## Begin Material for this task

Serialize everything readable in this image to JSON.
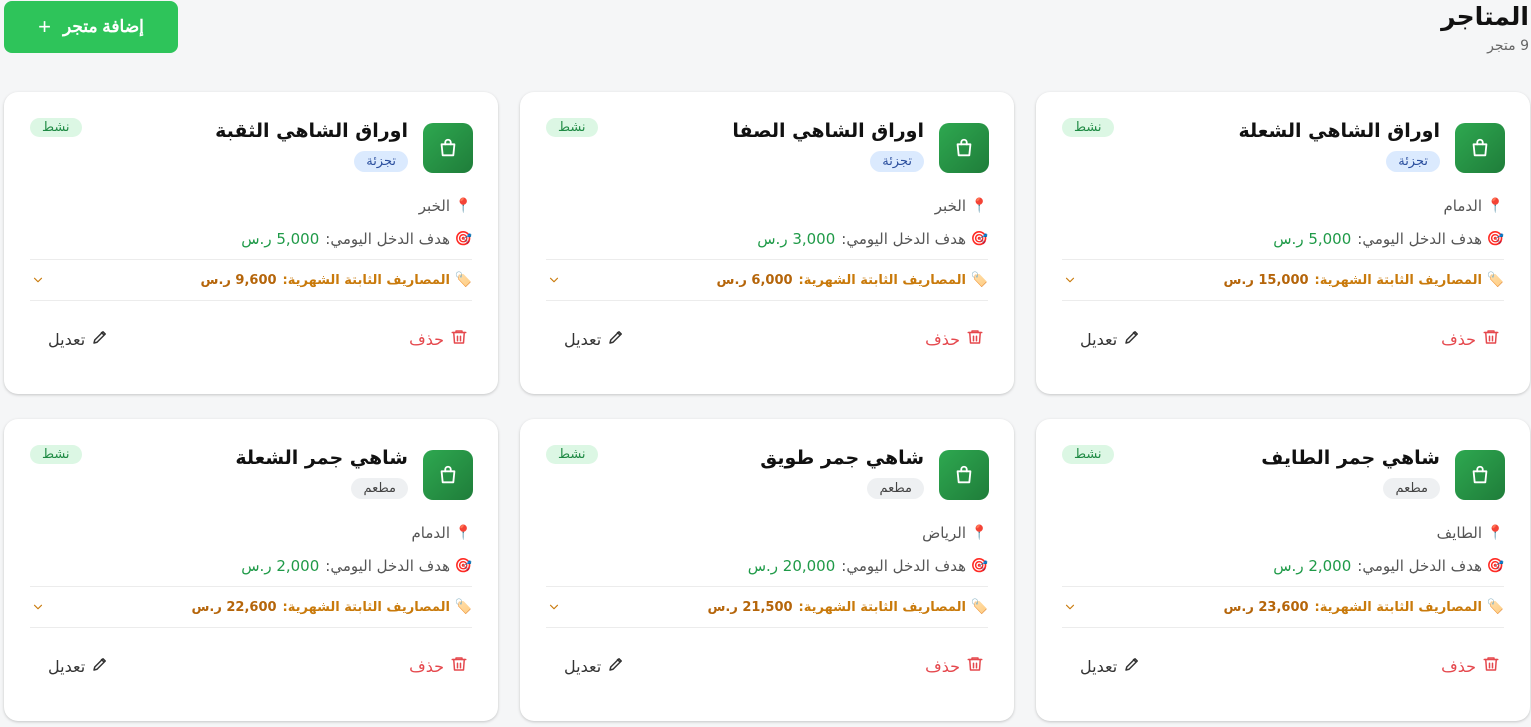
{
  "header": {
    "title": "المتاجر",
    "subtitle": "9 متجر",
    "add_button": "إضافة متجر",
    "add_icon": "+"
  },
  "labels": {
    "daily_target": "هدف الدخل اليومي:",
    "monthly_expenses": "المصاريف الثابتة الشهرية:",
    "delete": "حذف",
    "edit": "تعديل",
    "pin_emoji": "📍",
    "target_emoji": "🎯",
    "tag_emoji": "🏷️"
  },
  "colors": {
    "accent_green": "#2ec45a",
    "target_green": "#1f9a48",
    "expense_orange": "#c97a0b",
    "delete_red": "#e5484d"
  },
  "stores": [
    {
      "name": "اوراق الشاهي الشعلة",
      "type": "تجزئة",
      "type_kind": "retail",
      "status": "نشط",
      "city": "الدمام",
      "daily_target": "5,000 ر.س",
      "monthly_expenses": "15,000 ر.س"
    },
    {
      "name": "اوراق الشاهي الصفا",
      "type": "تجزئة",
      "type_kind": "retail",
      "status": "نشط",
      "city": "الخبر",
      "daily_target": "3,000 ر.س",
      "monthly_expenses": "6,000 ر.س"
    },
    {
      "name": "اوراق الشاهي الثقبة",
      "type": "تجزئة",
      "type_kind": "retail",
      "status": "نشط",
      "city": "الخبر",
      "daily_target": "5,000 ر.س",
      "monthly_expenses": "9,600 ر.س"
    },
    {
      "name": "شاهي جمر الطايف",
      "type": "مطعم",
      "type_kind": "restaurant",
      "status": "نشط",
      "city": "الطايف",
      "daily_target": "2,000 ر.س",
      "monthly_expenses": "23,600 ر.س"
    },
    {
      "name": "شاهي جمر طويق",
      "type": "مطعم",
      "type_kind": "restaurant",
      "status": "نشط",
      "city": "الرياض",
      "daily_target": "20,000 ر.س",
      "monthly_expenses": "21,500 ر.س"
    },
    {
      "name": "شاهي جمر الشعلة",
      "type": "مطعم",
      "type_kind": "restaurant",
      "status": "نشط",
      "city": "الدمام",
      "daily_target": "2,000 ر.س",
      "monthly_expenses": "22,600 ر.س"
    }
  ]
}
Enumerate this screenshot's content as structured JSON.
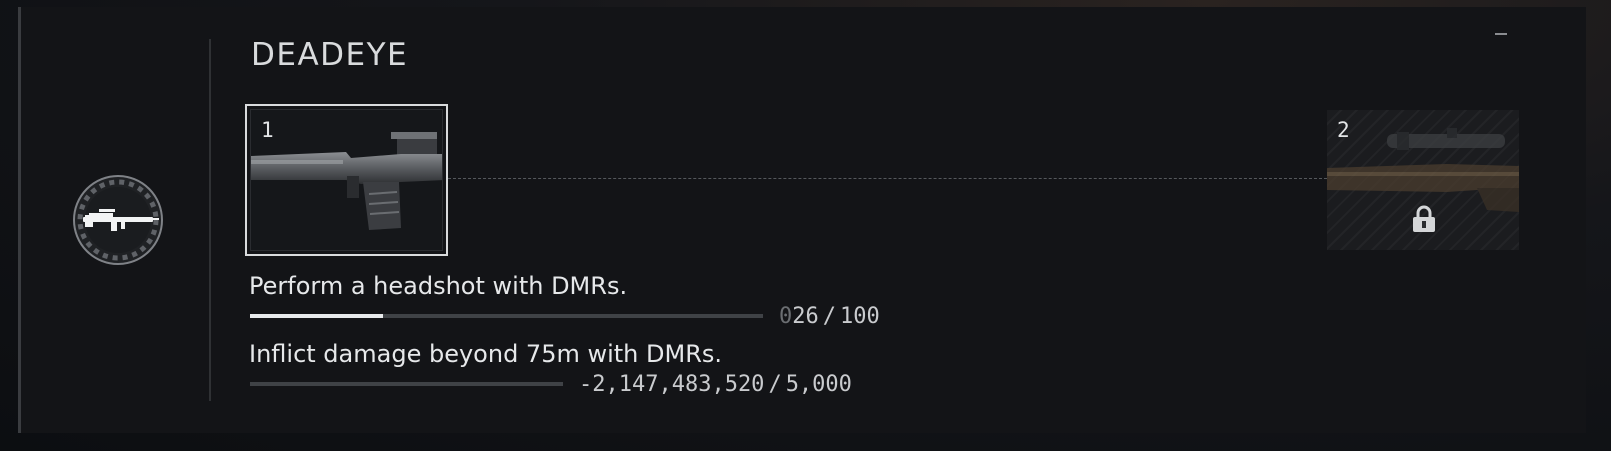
{
  "mastery": {
    "title": "DEADEYE",
    "badge_icon": "rifle-badge-icon",
    "tiers": [
      {
        "number": "1",
        "state": "unlocked",
        "icon": "dmr-rifle-image"
      },
      {
        "number": "2",
        "state": "locked",
        "icon": "sniper-rifle-image"
      }
    ],
    "challenges": [
      {
        "description": "Perform a headshot with DMRs.",
        "progress_leading": "0",
        "progress_current": "26",
        "progress_separator": "/",
        "progress_target": "100",
        "progress_fraction": 0.26
      },
      {
        "description": "Inflict damage beyond 75m with DMRs.",
        "progress_leading": "",
        "progress_current": "-2,147,483,520",
        "progress_separator": "/",
        "progress_target": "5,000",
        "progress_fraction": 0.0
      }
    ]
  },
  "colors": {
    "panel_bg": "#131417",
    "accent_white": "#e8eaec",
    "bar_track": "#3f4246",
    "locked_hatch": "#232427"
  }
}
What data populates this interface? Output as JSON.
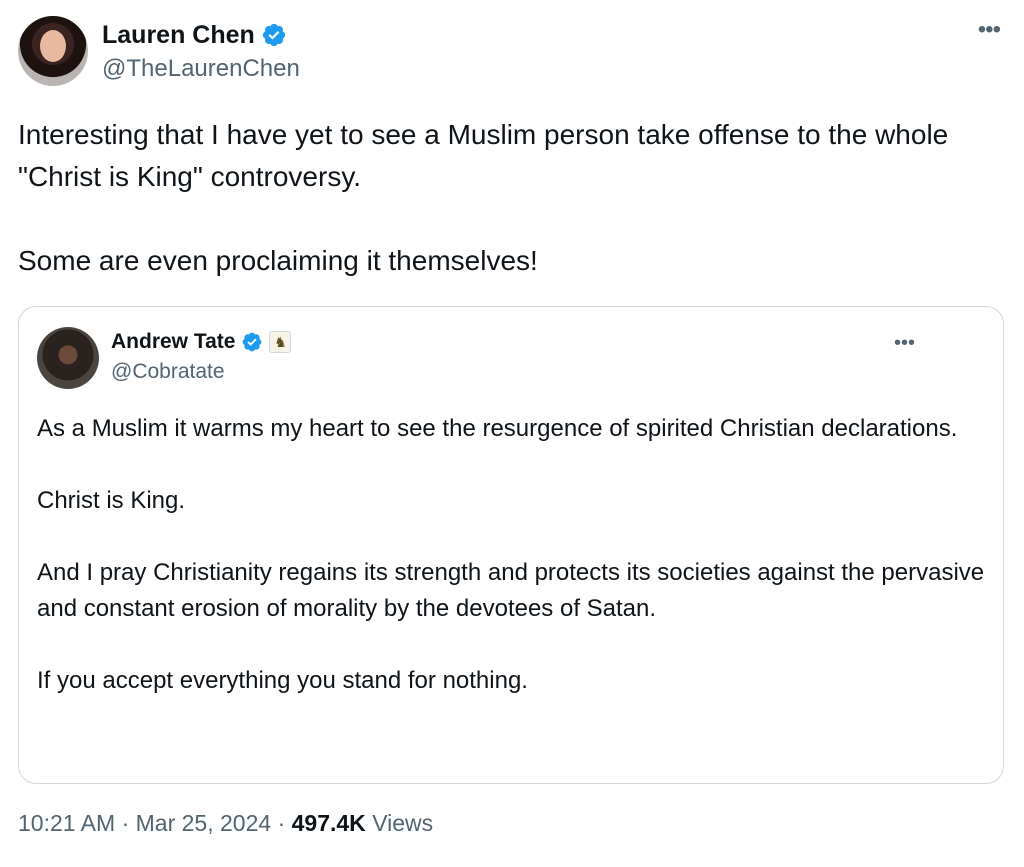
{
  "author": {
    "display_name": "Lauren Chen",
    "handle": "@TheLaurenChen",
    "verified": true
  },
  "tweet_text": "Interesting that I have yet to see a Muslim person take offense to the whole \"Christ is King\" controversy.\n\nSome are even proclaiming it themselves!",
  "quoted_tweet": {
    "display_name": "Andrew Tate",
    "handle": "@Cobratate",
    "verified": true,
    "affiliate_badge": "♞",
    "text": "As a Muslim it warms my heart to see the resurgence of spirited Christian declarations.\n\nChrist is King.\n\nAnd I pray Christianity regains its strength and protects its societies against the pervasive and constant erosion of morality by the devotees of Satan.\n\nIf you accept everything you stand for nothing."
  },
  "meta": {
    "time": "10:21 AM",
    "separator": "·",
    "date": "Mar 25, 2024",
    "views_count": "497.4K",
    "views_label": "Views"
  },
  "icons": {
    "more": "more-icon",
    "verified": "verified-icon"
  },
  "colors": {
    "verified_blue": "#1d9bf0",
    "secondary_text": "#536471",
    "border": "#cfd9de"
  }
}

## End Material for this task

Read the data above and count the lines that include "JSON". Answer only with the count.

3